*** Input ***
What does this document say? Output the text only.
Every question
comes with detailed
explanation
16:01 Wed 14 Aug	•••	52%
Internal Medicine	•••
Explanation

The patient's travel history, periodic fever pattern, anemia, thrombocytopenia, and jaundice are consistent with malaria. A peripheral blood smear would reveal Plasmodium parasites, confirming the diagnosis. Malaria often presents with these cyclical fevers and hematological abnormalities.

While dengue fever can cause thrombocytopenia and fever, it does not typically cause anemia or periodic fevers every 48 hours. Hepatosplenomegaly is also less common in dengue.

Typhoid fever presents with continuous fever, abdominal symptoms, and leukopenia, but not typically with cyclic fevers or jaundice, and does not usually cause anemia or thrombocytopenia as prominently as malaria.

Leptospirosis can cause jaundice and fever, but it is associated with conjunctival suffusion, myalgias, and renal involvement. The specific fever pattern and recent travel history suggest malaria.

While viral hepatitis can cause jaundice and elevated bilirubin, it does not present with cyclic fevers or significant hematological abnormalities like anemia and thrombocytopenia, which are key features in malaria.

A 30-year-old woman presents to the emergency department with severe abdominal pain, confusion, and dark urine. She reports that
*** End of Input ***
Print all the data exactly as shown above.

What does this document say? Output the text only.
Every question
comes with detailed
explanation
16:01 Wed 14 Aug	•••	52%
Internal Medicine	•••
Explanation

The patient's travel history, periodic fever pattern, anemia, thrombocytopenia, and jaundice are consistent with malaria. A peripheral blood smear would reveal Plasmodium parasites, confirming the diagnosis. Malaria often presents with these cyclical fevers and hematological abnormalities.

While dengue fever can cause thrombocytopenia and fever, it does not typically cause anemia or periodic fevers every 48 hours. Hepatosplenomegaly is also less common in dengue.

Typhoid fever presents with continuous fever, abdominal symptoms, and leukopenia, but not typically with cyclic fevers or jaundice, and does not usually cause anemia or thrombocytopenia as prominently as malaria.

Leptospirosis can cause jaundice and fever, but it is associated with conjunctival suffusion, myalgias, and renal involvement. The specific fever pattern and recent travel history suggest malaria.

While viral hepatitis can cause jaundice and elevated bilirubin, it does not present with cyclic fevers or significant hematological abnormalities like anemia and thrombocytopenia, which are key features in malaria.

A 30-year-old woman presents to the emergency department with severe abdominal pain, confusion, and dark urine. She reports that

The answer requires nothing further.